WRITTEN PROBLEM - Please count the lines in the listing below where the word "this" appears. Give the number only.

###

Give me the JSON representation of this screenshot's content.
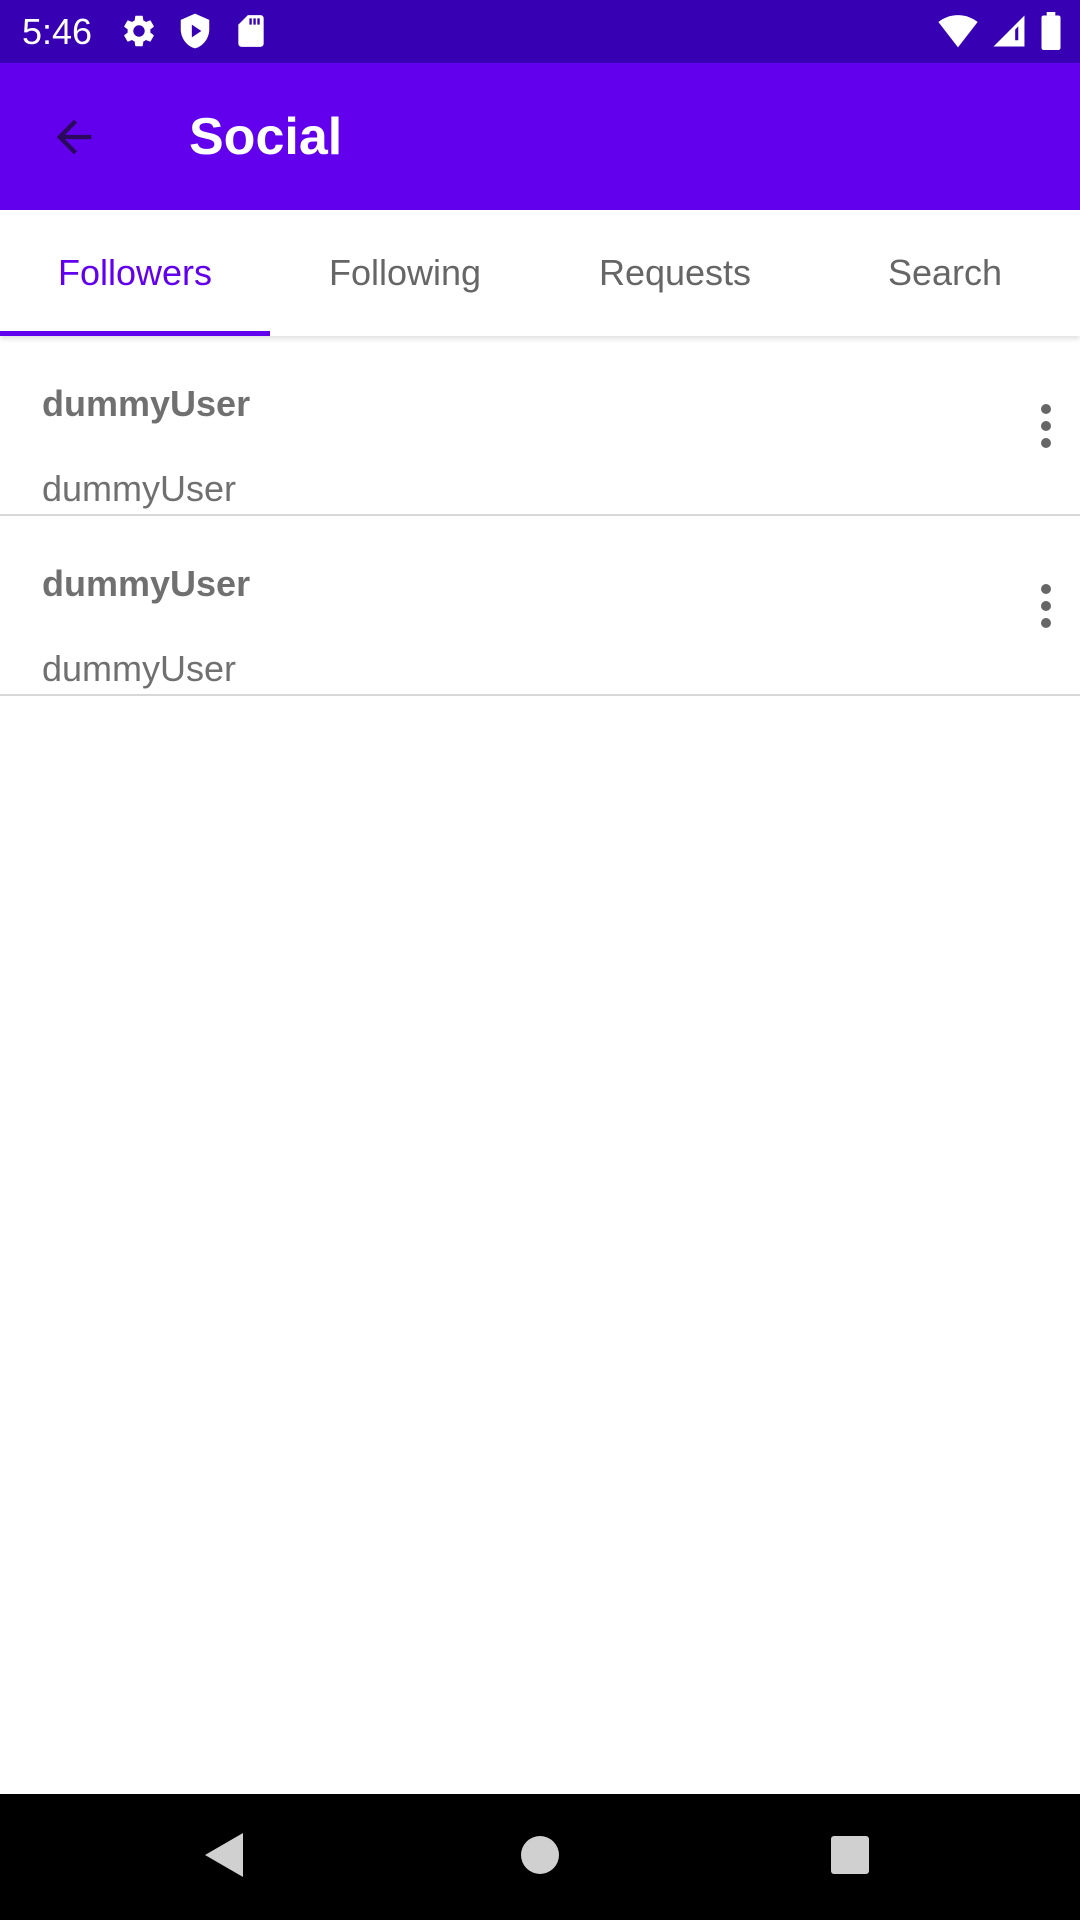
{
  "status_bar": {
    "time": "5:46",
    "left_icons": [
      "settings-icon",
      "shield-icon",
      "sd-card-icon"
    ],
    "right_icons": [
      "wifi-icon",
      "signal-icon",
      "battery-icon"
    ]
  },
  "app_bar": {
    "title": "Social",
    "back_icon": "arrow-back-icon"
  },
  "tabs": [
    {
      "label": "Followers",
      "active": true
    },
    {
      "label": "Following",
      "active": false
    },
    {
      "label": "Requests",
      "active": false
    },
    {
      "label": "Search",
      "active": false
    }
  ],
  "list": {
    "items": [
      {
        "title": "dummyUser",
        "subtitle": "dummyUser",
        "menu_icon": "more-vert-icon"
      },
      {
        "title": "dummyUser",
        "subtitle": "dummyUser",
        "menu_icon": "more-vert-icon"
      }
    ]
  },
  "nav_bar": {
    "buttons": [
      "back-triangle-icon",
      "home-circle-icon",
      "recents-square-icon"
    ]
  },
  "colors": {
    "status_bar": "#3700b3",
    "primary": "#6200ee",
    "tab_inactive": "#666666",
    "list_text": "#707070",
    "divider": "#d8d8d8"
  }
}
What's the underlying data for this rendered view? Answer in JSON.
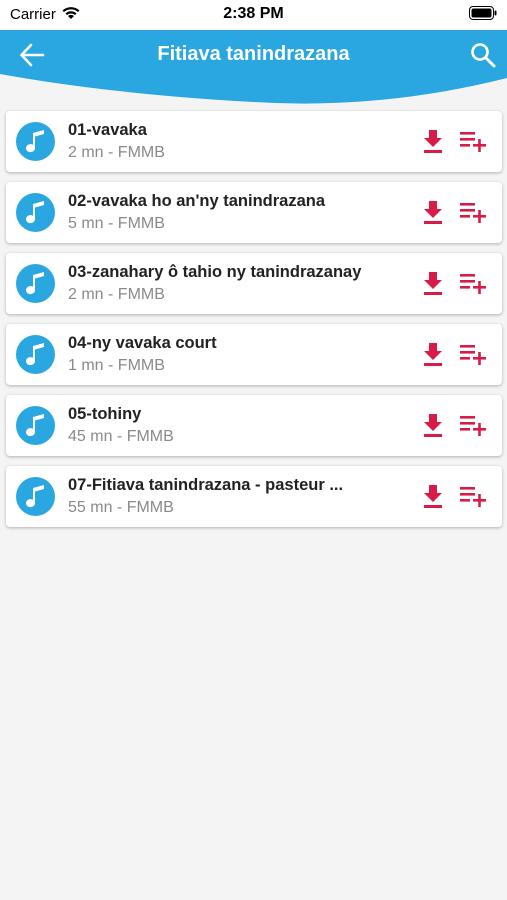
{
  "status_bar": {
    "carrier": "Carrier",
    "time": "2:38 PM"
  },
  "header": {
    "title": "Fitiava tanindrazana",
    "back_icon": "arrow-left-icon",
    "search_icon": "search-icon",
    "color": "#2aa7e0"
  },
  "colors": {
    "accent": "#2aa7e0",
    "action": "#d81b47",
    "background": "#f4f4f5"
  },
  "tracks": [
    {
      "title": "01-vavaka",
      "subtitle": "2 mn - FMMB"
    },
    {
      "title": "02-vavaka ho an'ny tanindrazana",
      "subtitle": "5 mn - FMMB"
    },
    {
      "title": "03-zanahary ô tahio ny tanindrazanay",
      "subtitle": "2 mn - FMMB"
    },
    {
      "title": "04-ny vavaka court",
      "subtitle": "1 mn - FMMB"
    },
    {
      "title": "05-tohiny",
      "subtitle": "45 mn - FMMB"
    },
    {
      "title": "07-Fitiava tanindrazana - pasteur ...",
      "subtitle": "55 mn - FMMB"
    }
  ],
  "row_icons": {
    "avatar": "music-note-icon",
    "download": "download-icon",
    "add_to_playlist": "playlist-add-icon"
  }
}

###

OUTPUT OF THE EXERCISE - 2